--- TASK INSTRUCTIONS ---
Leave out all pictures. Extract exactly the lines from the one containing "Extract all readable text from this page." through the end of the data.

━━━ DATASET CONTENT ━━━

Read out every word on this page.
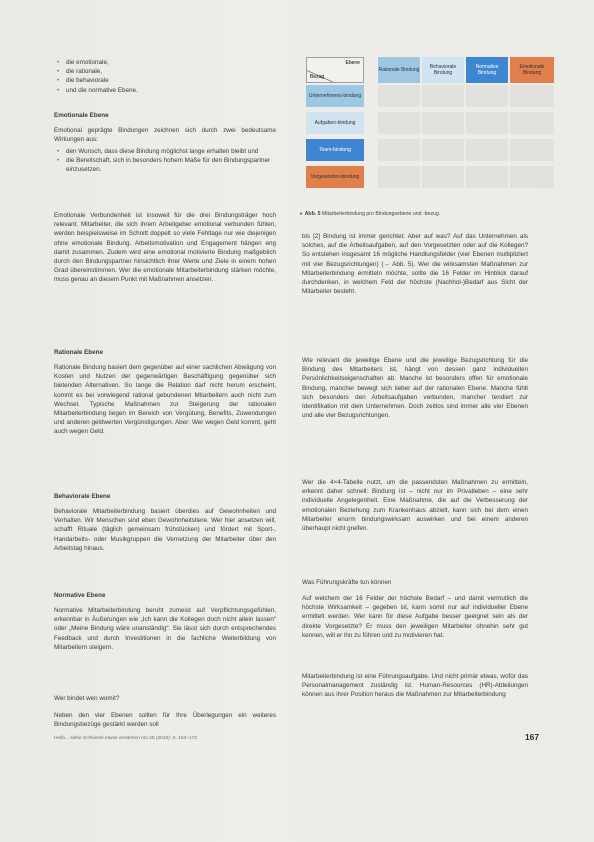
• die emotionale,
• die rationale,
• die behaviorale
• und die normative Ebene.
Emotionale Ebene

Emotional geprägte Bindungen zeichnen sich durch zwei bedeutsame Wirkungen aus:

• den Wunsch, dass diese Bindung möglichst lange erhalten bleibt und
• die Bereitschaft, sich in besonders hohem Maße für den Bindungspartner einzusetzen.

Emotionale Verbundenheit ist insoweit für die drei Bindungsträger hoch relevant. Mitarbeiter, die sich ihrem Arbeitgeber emotional verbunden fühlen, werden beispielsweise im Schnitt doppelt so viele Fehltage nur wie diejenigen ohne emotionale Bindung. Arbeitsmotivation und Engagement hängen eng damit zusammen. Zudem wird eine emotional motivierte Bindung maßgeblich durch den Bindungspartner hinsichtlich ihrer Werte und Ziele in einem hohen Grad übereinstimmen. Wer die emotionale Mitarbeiterbindung stärken möchte, muss genau an diesem Punkt mit Maßnahmen ansetzen.

Rationale Ebene

Rationale Bindung basiert dem gegenüber auf einer sachlichen Abwägung von Kosten und Nutzen der gegenwärtigen Beschäftigung gegenüber sich bietenden Alternativen. So lange die Relation darf nicht herum erscheint, kommt es bei vorwiegend rational gebundenen Mitarbeitern auch nicht zum Wechsel. Typische Maßnahmen zur Steigerung der rationalen Mitarbeiterbindung liegen im Bereich von Vergütung, Benefits, Zuwendungen und anderen geldwerten Vergünstigungen. Aber: Wer wegen Geld kommt, geht auch wegen Geld.

Behaviorale Ebene

Behaviorale Mitarbeiterbindung basiert überdies auf Gewohnheiten und Verhalten. Wir Menschen sind eben Gewohnheitstiere. Wer hier ansetzen will, schafft Rituale (täglich gemeinsam frühstücken) und fördert mit Sport-, Handarbeits- oder Musikgruppen die Vernetzung der Mitarbeiter über den Arbeitstag hinaus.

Normative Ebene

Normative Mitarbeiterbindung beruht zumeist auf Verpflichtungsgefühlen, erkennbar in Äußerungen wie „Ich kann die Kollegen doch nicht allein lassen“ oder „Meine Bindung wäre unanständig“. Sie lässt sich durch entsprechendes Feedback und durch Investitionen in die fachliche Weiterbildung von Mitarbeitern steigern.

Wer bindet wen womit?

Neben den vier Ebenen sollten für Ihre Überlegungen ein weiteres Bindungsbezüge gestärkt werden soll

Ebene
Bezug
Rationale Bindung	Behaviorale Bindung
Normative Bindung
Emotionale Bindung
Unternehmens-bindung
Aufgaben-bindung
Team-bindung
Vorgesetzten-bindung
▸ Abb. 5 Mitarbeiterbindung pro Bindungsebene und -bezug.

bis [2] Bindung ist immer gerichtet: Aber auf was? Auf das Unternehmen als solches, auf die Arbeitsaufgaben, auf den Vorgesetzten oder auf die Kollegen? So entstehen insgesamt 16 mögliche Handlungsfelder (vier Ebenen multipliziert mit vier Bezugsrichtungen) (→ Abb. 5). Wer die wirksamsten Maßnahmen zur Mitarbeiterbindung ermitteln möchte, sollte die 16 Felder im Hinblick darauf durchdenken, in welchem Feld der höchste (Nachhol-)Bedarf aus Sicht der Mitarbeiter besteht.

Wie relevant die jeweilige Ebene und die jeweilige Bezugsrichtung für die Bindung des Mitarbeiters ist, hängt von dessen ganz individuellen Persönlichkeitseigenschaften ab: Manche ist besonders offen für emotionale Bindung, mancher bewegt sich lieber auf der rationalen Ebene. Manche fühlt sich besonders den Arbeitsaufgaben verbunden, mancher tendiert zur Identifikation mit dem Unternehmen. Doch zeitlos sind immer alle vier Ebenen und alle vier Bezugsrichtungen.

Wer die 4×4-Tabelle nutzt, um die passendsten Maßnahmen zu ermitteln, erkennt daher schnell: Bindung ist – nicht nur im Privatleben – eine sehr individuelle Angelegenheit. Eine Maßnahme, die auf die Verbesserung der emotionalen Beziehung zum Krankenhaus abzielt, kann sich bei dem einen Mitarbeiter enorm bindungswirksam auswirken und bei einem anderen überhaupt nicht greifen.

Was Führungskräfte tun können

Auf welchem der 16 Felder der höchste Bedarf – und damit vermutlich die höchste Wirksamkeit – gegeben ist, kann somit nur auf individueller Ebene ermittelt werden. Wer kann für diese Aufgabe besser geeignet sein als der direkte Vorgesetzte? Er muss den jeweiligen Mitarbeiter ohnehin sehr gut kennen, will er ihn zu führen und zu motivieren hat.

Mitarbeiterbindung ist eine Führungsaufgabe. Und nicht primär etwas, wofür das Personalmanagement zuständig ist. Human-Resources (HR)-Abteilungen können aus ihrer Position heraus die Maßnahmen zur Mitarbeiterbindung

Heilb... siehe Schlussel etwas verstehen hm 28 (2019): S. 163–173	167
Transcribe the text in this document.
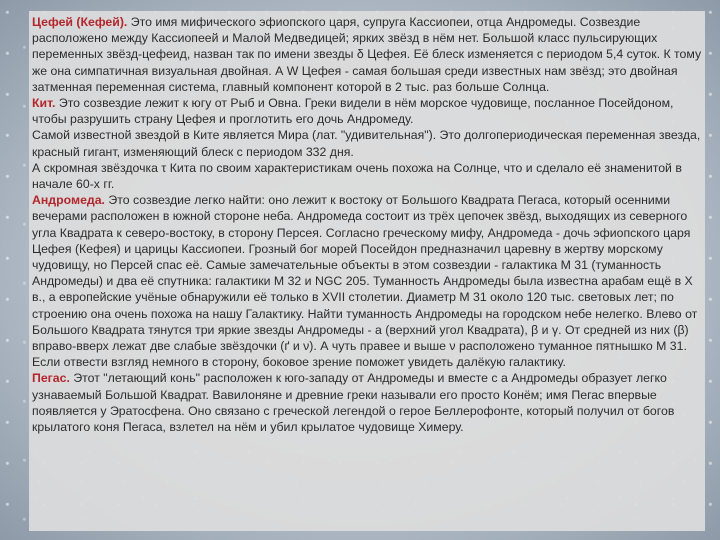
Цефей (Кефей). Это имя мифического эфиопского царя, супруга Кассиопеи, отца Андромеды. Созвездие расположено между Кассиопеей и Малой Медведицей; ярких звёзд в нём нет. Большой класс пульсирующих переменных звёзд-цефеид, назван так по имени звезды δ Цефея. Её блеск изменяется с периодом 5,4 суток. К тому же она симпатичная визуальная двойная. А W Цефея - самая большая среди известных нам звёзд; это двойная затменная переменная система, главный компонент которой в 2 тыс. раз больше Солнца.

Кит. Это созвездие лежит к югу от Рыб и Овна. Греки видели в нём морское чудовище, посланное Посейдоном, чтобы разрушить страну Цефея и проглотить его дочь Андромеду.

Самой известной звездой в Ките является Мира (лат. "удивительная"). Это долгопериодическая переменная звезда, красный гигант, изменяющий блеск с периодом 332 дня.

А скромная звёздочка τ Кита по своим характеристикам очень похожа на Солнце, что и сделало её знаменитой в начале 60-х гг.

Андромеда. Это созвездие легко найти: оно лежит к востоку от Большого Квадрата Пегаса, который осенними вечерами расположен в южной стороне неба. Андромеда состоит из трёх цепочек звёзд, выходящих из северного угла Квадрата к северо-востоку, в сторону Персея. Согласно греческому мифу, Андромеда - дочь эфиопского царя Цефея (Кефея) и царицы Кассиопеи. Грозный бог морей Посейдон предназначил царевну в жертву морскому чудовищу, но Персей спас её. Самые замечательные объекты в этом созвездии - галактика М 31 (туманность Андромеды) и два её спутника: галактики М 32 и NGC 205. Туманность Андромеды была известна арабам ещё в X в., а европейские учёные обнаружили её только в XVII столетии. Диаметр М 31 около 120 тыс. световых лет; по строению она очень похожа на нашу Галактику. Найти туманность Андромеды на городском небе нелегко. Влево от Большого Квадрата тянутся три яркие звезды Андромеды - а (верхний угол Квадрата), β и γ. От средней из них (β) вправо-вверх лежат две слабые звёздочки (ґ и ν). А чуть правее и выше ν расположено туманное пятнышко М 31. Если отвести взгляд немного в сторону, боковое зрение поможет увидеть далёкую галактику.

Пегас. Этот "летающий конь" расположен к юго-западу от Андромеды и вместе с а Андромеды образует легко узнаваемый Большой Квадрат. Вавилоняне и древние греки называли его просто Конём; имя Пегас впервые появляется у Эратосфена. Оно связано с греческой легендой о герое Беллерофонте, который получил от богов крылатого коня Пегаса, взлетел на нём и убил крылатое чудовище Химеру.
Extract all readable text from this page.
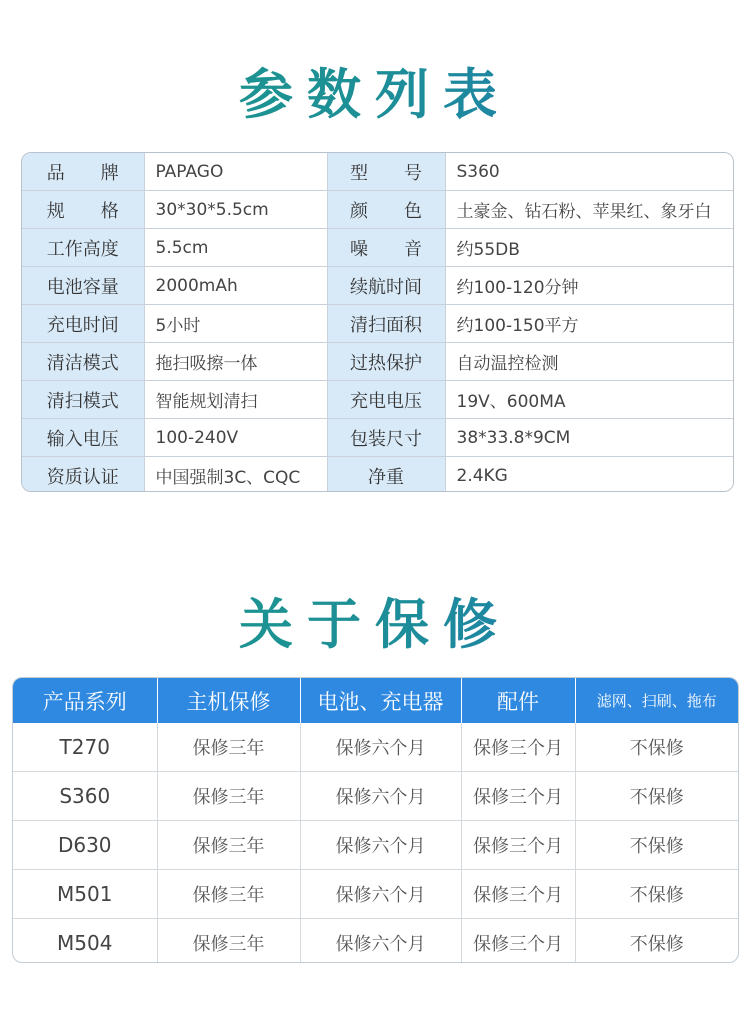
参数列表
品　　牌	PAPAGO	型　　号	S360
规　　格	30*30*5.5cm	颜　　色	土豪金、钻石粉、苹果红、象牙白
工作高度	5.5cm	噪　　音	约55DB
电池容量	2000mAh	续航时间	约100-120分钟
充电时间	5小时	清扫面积	约100-150平方
清洁模式	拖扫吸擦一体	过热保护	自动温控检测
清扫模式	智能规划清扫	充电电压	19V、600MA
输入电压	100-240V	包装尺寸	38*33.8*9CM
资质认证	中国强制3C、CQC	净重	2.4KG
关于保修
产品系列	主机保修	电池、充电器	配件	滤网、扫刷、拖布
T270	保修三年	保修六个月	保修三个月	不保修
S360	保修三年	保修六个月	保修三个月	不保修
D630	保修三年	保修六个月	保修三个月	不保修
M501	保修三年	保修六个月	保修三个月	不保修
M504	保修三年	保修六个月	保修三个月	不保修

━━━

--- WRITTEN RESPONSE ---
Extract all readable text from this page.
参数列表
品　　牌	PAPAGO	型　　号	S360
规　　格	30*30*5.5cm	颜　　色	土豪金、钻石粉、苹果红、象牙白
工作高度	5.5cm	噪　　音	约55DB
电池容量	2000mAh	续航时间	约100-120分钟
充电时间	5小时	清扫面积	约100-150平方
清洁模式	拖扫吸擦一体	过热保护	自动温控检测
清扫模式	智能规划清扫	充电电压	19V、600MA
输入电压	100-240V	包装尺寸	38*33.8*9CM
资质认证	中国强制3C、CQC	净重	2.4KG
关于保修
产品系列	主机保修	电池、充电器	配件	滤网、扫刷、拖布
T270	保修三年	保修六个月	保修三个月	不保修
S360	保修三年	保修六个月	保修三个月	不保修
D630	保修三年	保修六个月	保修三个月	不保修
M501	保修三年	保修六个月	保修三个月	不保修
M504	保修三年	保修六个月	保修三个月	不保修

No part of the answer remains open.